■ TASK BRIEF: Count the lines below that contain the word "curve" and give only that number.
==== EXERCISE DATA ====
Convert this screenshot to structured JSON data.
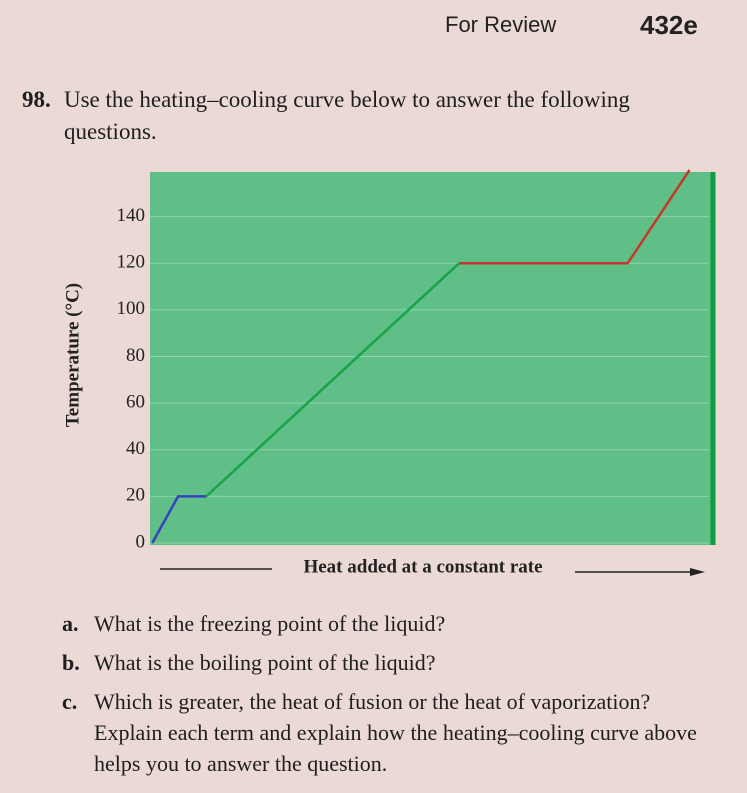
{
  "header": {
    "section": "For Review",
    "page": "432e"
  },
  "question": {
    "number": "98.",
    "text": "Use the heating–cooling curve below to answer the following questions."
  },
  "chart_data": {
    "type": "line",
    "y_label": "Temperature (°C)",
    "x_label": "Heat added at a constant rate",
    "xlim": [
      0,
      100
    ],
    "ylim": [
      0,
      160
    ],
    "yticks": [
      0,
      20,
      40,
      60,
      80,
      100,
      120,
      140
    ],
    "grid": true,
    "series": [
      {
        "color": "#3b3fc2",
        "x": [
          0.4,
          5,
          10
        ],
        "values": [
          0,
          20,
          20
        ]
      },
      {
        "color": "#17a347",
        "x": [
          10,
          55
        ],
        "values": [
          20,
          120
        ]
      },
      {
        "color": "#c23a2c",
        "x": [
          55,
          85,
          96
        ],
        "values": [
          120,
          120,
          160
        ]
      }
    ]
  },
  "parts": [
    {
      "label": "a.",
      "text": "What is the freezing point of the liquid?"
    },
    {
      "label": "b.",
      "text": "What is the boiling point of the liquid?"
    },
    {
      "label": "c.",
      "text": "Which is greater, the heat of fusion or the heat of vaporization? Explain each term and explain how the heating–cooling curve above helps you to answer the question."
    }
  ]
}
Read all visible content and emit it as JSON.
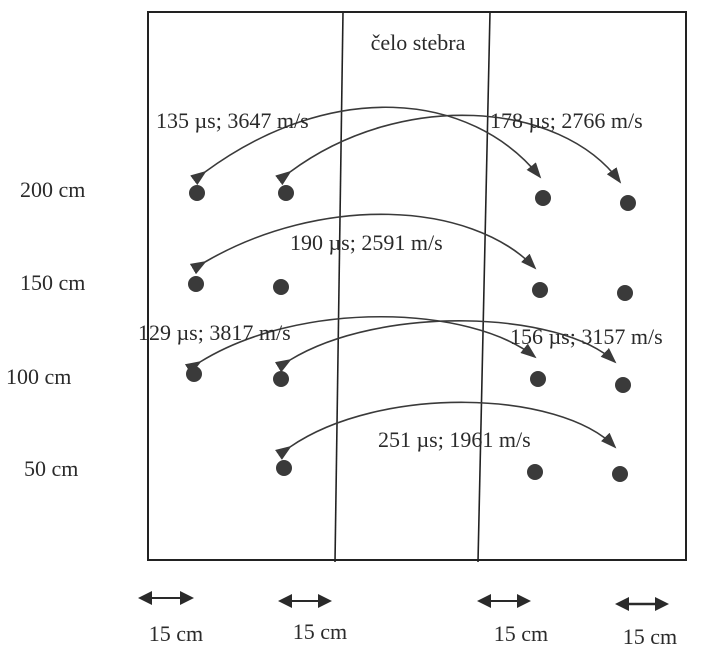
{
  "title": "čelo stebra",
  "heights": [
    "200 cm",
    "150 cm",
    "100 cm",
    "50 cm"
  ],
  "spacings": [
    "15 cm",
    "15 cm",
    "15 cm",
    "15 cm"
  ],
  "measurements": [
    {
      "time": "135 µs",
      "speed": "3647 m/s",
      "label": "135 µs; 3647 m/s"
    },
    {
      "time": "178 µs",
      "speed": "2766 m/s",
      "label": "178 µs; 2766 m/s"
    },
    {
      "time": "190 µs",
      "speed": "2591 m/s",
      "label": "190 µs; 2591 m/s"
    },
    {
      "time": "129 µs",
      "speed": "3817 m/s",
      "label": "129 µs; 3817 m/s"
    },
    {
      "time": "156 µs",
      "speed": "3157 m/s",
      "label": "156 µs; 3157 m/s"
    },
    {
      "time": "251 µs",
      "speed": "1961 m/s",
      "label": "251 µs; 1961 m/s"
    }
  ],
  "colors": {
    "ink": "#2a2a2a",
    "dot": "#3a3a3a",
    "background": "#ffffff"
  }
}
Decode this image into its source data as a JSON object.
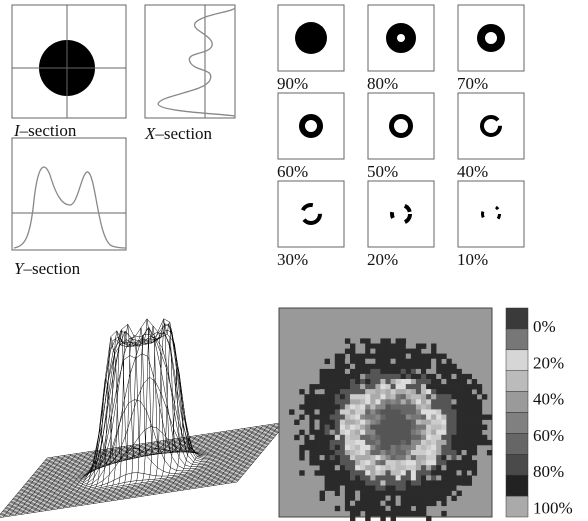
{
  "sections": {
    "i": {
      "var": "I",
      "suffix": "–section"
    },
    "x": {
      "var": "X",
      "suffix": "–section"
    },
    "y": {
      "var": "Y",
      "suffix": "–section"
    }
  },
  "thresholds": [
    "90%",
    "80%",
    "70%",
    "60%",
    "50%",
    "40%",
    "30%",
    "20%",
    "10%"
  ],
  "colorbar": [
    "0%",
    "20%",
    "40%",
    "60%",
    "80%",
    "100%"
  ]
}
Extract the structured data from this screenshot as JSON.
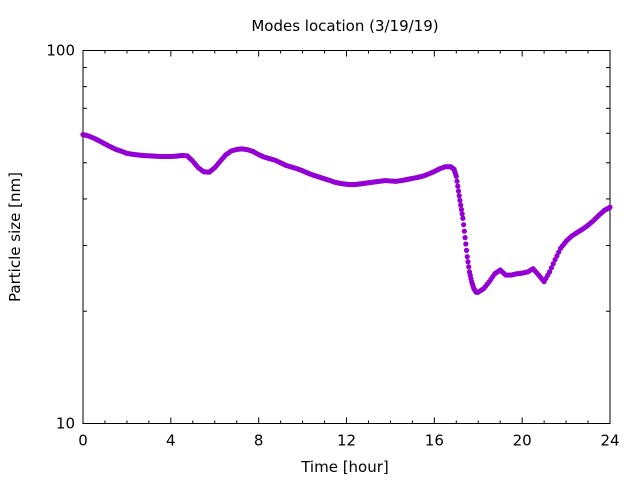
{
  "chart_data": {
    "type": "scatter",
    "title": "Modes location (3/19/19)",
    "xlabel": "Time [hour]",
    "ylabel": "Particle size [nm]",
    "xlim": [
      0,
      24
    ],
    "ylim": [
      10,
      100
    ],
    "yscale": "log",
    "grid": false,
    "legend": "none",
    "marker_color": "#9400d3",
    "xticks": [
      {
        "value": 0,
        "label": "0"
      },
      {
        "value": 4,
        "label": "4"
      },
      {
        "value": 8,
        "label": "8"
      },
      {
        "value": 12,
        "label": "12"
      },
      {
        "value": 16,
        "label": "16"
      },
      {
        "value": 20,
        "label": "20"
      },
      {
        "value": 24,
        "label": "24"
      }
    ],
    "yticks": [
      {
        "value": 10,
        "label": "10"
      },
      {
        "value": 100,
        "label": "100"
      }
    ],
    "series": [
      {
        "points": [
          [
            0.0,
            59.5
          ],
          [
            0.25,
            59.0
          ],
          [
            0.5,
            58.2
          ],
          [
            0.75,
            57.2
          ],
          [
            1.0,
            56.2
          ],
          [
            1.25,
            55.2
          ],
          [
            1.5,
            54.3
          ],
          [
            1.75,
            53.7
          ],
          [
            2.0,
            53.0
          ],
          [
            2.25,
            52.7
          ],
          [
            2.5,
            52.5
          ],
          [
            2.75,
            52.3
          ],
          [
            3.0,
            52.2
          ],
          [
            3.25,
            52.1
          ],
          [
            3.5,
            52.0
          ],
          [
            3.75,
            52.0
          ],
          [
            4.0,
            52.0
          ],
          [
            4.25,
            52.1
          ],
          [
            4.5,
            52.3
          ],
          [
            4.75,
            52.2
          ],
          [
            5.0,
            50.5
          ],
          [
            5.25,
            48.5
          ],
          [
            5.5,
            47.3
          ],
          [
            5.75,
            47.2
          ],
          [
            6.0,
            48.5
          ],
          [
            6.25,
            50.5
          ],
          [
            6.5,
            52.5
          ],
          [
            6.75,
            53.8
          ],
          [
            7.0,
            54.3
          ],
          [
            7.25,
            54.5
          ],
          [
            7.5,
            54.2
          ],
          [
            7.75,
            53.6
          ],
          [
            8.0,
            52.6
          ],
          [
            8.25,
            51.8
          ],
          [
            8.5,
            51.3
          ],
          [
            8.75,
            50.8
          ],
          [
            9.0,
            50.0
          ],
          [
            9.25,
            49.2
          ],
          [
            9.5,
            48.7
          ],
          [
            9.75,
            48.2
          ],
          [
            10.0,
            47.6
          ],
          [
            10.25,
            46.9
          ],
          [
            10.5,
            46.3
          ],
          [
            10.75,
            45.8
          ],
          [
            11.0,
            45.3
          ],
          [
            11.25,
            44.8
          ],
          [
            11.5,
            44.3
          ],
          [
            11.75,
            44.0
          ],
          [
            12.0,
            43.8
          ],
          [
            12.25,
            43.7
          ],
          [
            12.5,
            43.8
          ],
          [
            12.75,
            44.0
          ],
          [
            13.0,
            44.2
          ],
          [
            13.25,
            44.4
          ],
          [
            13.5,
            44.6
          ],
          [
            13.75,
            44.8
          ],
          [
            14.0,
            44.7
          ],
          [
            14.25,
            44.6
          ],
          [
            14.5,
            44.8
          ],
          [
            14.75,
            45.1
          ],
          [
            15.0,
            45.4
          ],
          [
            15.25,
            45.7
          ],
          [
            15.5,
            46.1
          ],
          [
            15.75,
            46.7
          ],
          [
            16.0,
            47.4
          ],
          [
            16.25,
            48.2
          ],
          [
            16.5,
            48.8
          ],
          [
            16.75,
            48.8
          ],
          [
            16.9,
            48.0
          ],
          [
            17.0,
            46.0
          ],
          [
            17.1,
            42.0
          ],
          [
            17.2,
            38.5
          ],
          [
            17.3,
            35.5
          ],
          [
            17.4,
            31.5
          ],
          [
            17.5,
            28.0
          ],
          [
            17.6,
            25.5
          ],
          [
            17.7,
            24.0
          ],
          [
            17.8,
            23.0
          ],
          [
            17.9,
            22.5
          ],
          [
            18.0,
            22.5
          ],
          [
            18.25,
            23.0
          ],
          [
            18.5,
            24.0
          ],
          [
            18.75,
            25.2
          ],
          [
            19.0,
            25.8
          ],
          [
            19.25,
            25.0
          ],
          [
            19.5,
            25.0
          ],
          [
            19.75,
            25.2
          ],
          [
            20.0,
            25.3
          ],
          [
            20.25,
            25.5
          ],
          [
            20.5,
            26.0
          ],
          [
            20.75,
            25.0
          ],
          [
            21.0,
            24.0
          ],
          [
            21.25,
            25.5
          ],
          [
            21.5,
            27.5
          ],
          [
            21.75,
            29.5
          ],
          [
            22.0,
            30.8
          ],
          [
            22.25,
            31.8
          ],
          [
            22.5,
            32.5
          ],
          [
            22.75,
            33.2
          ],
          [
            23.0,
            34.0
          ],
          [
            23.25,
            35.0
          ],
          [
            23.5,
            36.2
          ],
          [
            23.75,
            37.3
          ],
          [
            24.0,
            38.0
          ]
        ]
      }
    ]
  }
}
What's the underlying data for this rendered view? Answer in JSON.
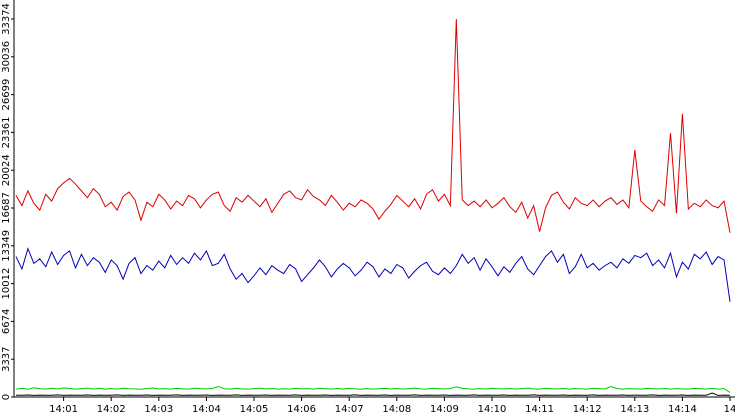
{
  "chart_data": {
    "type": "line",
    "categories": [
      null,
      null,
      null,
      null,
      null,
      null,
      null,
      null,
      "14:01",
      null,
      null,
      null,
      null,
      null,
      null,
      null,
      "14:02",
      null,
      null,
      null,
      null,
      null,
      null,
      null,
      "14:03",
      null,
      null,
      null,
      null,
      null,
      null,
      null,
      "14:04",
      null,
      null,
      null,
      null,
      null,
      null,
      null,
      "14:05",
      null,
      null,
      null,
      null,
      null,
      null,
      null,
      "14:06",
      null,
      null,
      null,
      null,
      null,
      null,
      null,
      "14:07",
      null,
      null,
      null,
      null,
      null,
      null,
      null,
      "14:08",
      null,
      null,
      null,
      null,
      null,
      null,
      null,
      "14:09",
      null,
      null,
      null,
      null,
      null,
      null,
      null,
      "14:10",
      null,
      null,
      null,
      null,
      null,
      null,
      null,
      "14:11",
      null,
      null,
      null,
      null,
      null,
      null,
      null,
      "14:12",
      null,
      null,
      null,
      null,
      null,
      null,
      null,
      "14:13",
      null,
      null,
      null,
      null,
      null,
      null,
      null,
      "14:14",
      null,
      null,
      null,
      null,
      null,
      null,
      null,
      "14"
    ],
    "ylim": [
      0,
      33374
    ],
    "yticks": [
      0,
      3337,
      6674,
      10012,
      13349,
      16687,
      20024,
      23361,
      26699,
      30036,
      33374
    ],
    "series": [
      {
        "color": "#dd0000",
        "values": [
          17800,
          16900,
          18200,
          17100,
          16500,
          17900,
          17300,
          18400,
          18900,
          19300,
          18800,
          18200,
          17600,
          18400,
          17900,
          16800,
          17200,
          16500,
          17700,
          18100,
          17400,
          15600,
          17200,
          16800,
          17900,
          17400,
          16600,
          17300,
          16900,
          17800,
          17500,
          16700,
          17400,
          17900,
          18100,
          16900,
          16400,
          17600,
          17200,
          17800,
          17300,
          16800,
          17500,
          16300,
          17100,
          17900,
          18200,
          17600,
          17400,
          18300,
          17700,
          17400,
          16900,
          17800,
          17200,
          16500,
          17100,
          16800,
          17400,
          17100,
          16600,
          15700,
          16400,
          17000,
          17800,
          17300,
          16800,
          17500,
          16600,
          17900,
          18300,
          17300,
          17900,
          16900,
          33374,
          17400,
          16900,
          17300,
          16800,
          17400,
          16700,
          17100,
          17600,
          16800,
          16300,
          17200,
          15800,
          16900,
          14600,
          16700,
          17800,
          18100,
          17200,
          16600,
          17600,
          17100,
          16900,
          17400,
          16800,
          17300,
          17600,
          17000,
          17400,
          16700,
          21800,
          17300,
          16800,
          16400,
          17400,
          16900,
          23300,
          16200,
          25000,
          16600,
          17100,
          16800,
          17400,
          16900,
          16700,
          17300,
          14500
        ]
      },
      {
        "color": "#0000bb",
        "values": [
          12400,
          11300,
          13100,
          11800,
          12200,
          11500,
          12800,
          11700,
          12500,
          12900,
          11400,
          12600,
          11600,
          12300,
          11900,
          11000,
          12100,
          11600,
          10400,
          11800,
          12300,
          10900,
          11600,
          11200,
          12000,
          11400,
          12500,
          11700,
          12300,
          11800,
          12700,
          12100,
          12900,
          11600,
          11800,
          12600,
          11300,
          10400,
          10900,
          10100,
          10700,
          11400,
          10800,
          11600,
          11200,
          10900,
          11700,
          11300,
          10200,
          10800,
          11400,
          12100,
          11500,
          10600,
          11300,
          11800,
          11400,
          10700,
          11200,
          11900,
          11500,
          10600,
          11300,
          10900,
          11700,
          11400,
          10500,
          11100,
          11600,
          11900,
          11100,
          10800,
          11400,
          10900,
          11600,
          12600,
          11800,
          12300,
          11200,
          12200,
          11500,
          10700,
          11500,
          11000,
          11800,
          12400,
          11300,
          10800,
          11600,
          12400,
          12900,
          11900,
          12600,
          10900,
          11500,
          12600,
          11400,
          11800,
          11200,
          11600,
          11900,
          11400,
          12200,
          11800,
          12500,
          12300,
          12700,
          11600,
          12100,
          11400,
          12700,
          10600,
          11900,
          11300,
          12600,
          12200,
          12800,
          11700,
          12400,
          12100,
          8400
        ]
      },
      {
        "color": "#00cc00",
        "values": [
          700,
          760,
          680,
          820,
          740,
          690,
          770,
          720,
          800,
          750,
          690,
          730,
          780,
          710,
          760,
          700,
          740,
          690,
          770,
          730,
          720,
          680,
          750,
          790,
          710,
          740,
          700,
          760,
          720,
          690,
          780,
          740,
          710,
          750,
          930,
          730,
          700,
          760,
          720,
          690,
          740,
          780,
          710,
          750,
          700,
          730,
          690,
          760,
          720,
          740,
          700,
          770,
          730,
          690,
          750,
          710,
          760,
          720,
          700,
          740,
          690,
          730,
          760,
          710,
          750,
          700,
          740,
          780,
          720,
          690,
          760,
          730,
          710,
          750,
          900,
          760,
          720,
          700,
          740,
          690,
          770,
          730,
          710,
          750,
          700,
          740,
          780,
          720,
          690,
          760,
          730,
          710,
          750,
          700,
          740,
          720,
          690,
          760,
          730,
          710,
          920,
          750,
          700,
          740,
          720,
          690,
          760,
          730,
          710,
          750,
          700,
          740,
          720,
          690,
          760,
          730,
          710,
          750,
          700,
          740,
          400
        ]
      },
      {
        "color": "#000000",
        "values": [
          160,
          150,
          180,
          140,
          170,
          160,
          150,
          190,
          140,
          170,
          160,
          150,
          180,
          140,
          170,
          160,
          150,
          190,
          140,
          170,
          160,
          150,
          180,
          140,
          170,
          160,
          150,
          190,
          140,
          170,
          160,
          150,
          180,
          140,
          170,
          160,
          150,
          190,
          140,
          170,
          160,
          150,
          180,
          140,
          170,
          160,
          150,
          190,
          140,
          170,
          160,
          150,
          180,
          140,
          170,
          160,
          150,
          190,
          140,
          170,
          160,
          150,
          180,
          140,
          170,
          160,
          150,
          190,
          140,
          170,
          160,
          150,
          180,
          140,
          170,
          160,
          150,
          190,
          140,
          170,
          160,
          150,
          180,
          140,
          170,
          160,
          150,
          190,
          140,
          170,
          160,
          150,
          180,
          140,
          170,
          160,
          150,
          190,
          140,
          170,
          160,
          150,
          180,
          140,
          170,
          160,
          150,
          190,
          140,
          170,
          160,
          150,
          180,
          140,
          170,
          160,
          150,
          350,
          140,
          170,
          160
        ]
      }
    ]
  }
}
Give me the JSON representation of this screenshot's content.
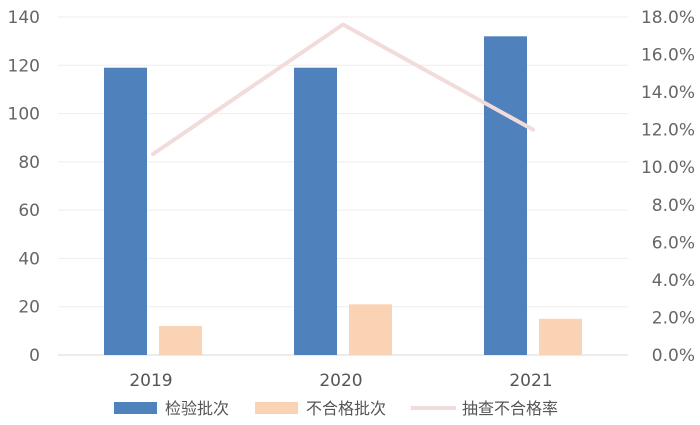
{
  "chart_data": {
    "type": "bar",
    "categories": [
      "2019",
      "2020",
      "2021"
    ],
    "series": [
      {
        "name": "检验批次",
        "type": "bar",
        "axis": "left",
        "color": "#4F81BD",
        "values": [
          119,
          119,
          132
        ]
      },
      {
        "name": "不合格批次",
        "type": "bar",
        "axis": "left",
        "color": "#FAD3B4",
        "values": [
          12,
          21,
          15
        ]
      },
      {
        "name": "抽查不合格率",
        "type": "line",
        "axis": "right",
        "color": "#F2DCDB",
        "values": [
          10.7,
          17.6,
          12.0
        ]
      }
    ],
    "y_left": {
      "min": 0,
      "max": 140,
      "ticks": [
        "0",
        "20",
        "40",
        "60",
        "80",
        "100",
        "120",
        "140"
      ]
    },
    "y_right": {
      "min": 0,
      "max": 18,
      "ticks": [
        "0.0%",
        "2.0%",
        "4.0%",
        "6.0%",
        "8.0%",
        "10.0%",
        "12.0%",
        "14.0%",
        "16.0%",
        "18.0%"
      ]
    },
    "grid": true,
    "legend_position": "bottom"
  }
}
====
■ ANSWER: 2